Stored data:
○ ○ ○ ○
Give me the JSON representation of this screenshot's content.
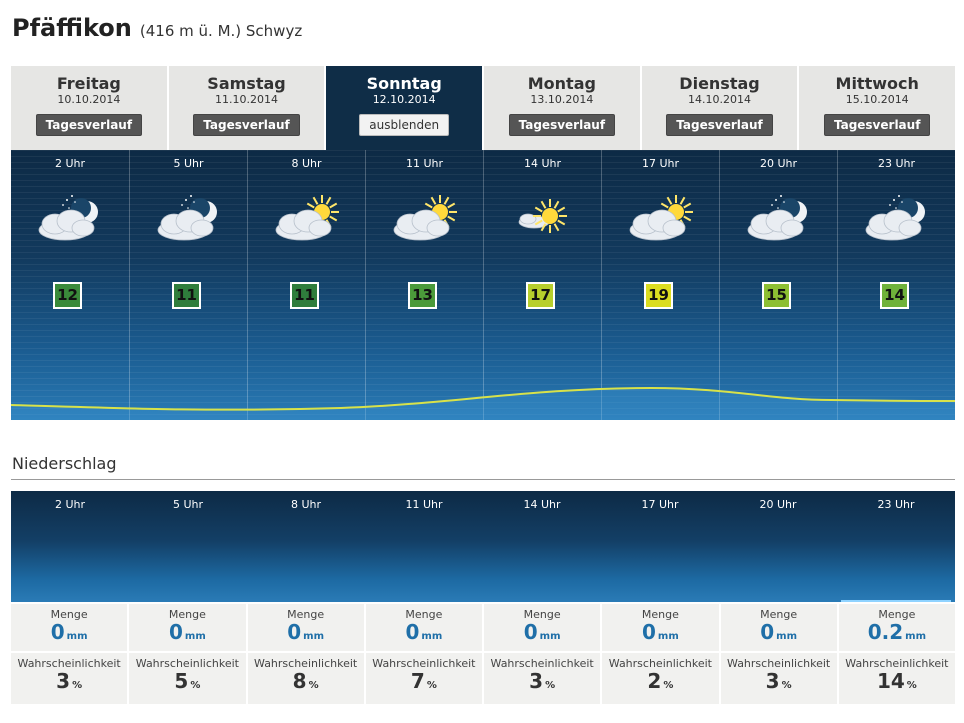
{
  "location": {
    "name": "Pfäffikon",
    "details": "(416 m ü. M.) Schwyz"
  },
  "days": [
    {
      "name": "Freitag",
      "date": "10.10.2014",
      "button": "Tagesverlauf",
      "active": false
    },
    {
      "name": "Samstag",
      "date": "11.10.2014",
      "button": "Tagesverlauf",
      "active": false
    },
    {
      "name": "Sonntag",
      "date": "12.10.2014",
      "button": "ausblenden",
      "active": true
    },
    {
      "name": "Montag",
      "date": "13.10.2014",
      "button": "Tagesverlauf",
      "active": false
    },
    {
      "name": "Dienstag",
      "date": "14.10.2014",
      "button": "Tagesverlauf",
      "active": false
    },
    {
      "name": "Mittwoch",
      "date": "15.10.2014",
      "button": "Tagesverlauf",
      "active": false
    }
  ],
  "hourly": [
    {
      "hour": "2 Uhr",
      "icon": "night-cloudy-moon-icon",
      "temp": "12",
      "color": "#3a8a3a"
    },
    {
      "hour": "5 Uhr",
      "icon": "night-cloudy-moon-icon",
      "temp": "11",
      "color": "#2f7d3c"
    },
    {
      "hour": "8 Uhr",
      "icon": "cloudy-sun-icon",
      "temp": "11",
      "color": "#2f7d3c"
    },
    {
      "hour": "11 Uhr",
      "icon": "cloudy-sun-icon",
      "temp": "13",
      "color": "#4b9a3a"
    },
    {
      "hour": "14 Uhr",
      "icon": "sun-light-cloud-icon",
      "temp": "17",
      "color": "#b7cf2c"
    },
    {
      "hour": "17 Uhr",
      "icon": "cloudy-sun-icon",
      "temp": "19",
      "color": "#dbdd20"
    },
    {
      "hour": "20 Uhr",
      "icon": "night-cloudy-moon-icon",
      "temp": "15",
      "color": "#8dbf33"
    },
    {
      "hour": "23 Uhr",
      "icon": "night-cloudy-moon-icon",
      "temp": "14",
      "color": "#6fb23a"
    }
  ],
  "precipitation": {
    "title": "Niederschlag",
    "hours": [
      "2 Uhr",
      "5 Uhr",
      "8 Uhr",
      "11 Uhr",
      "14 Uhr",
      "17 Uhr",
      "20 Uhr",
      "23 Uhr"
    ],
    "menge_label": "Menge",
    "menge_unit": "mm",
    "prob_label": "Wahrscheinlichkeit",
    "prob_unit": "%",
    "amounts": [
      "0",
      "0",
      "0",
      "0",
      "0",
      "0",
      "0",
      "0.2"
    ],
    "probabilities": [
      "3",
      "5",
      "8",
      "7",
      "3",
      "2",
      "3",
      "14"
    ]
  },
  "colors": {
    "header_active": "#0f2d47",
    "tab_bg": "#e6e6e4",
    "value_blue": "#1f6fa8",
    "curve": "#d8e24a"
  }
}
○ ○ ○ ○
> **What the exercise asks**: Go through the records and show every line with the string "date" in it.

> **Finished answer**:
      "date": "10.10.2014",
      "date": "11.10.2014",
      "date": "12.10.2014",
      "date": "13.10.2014",
      "date": "14.10.2014",
      "date": "15.10.2014",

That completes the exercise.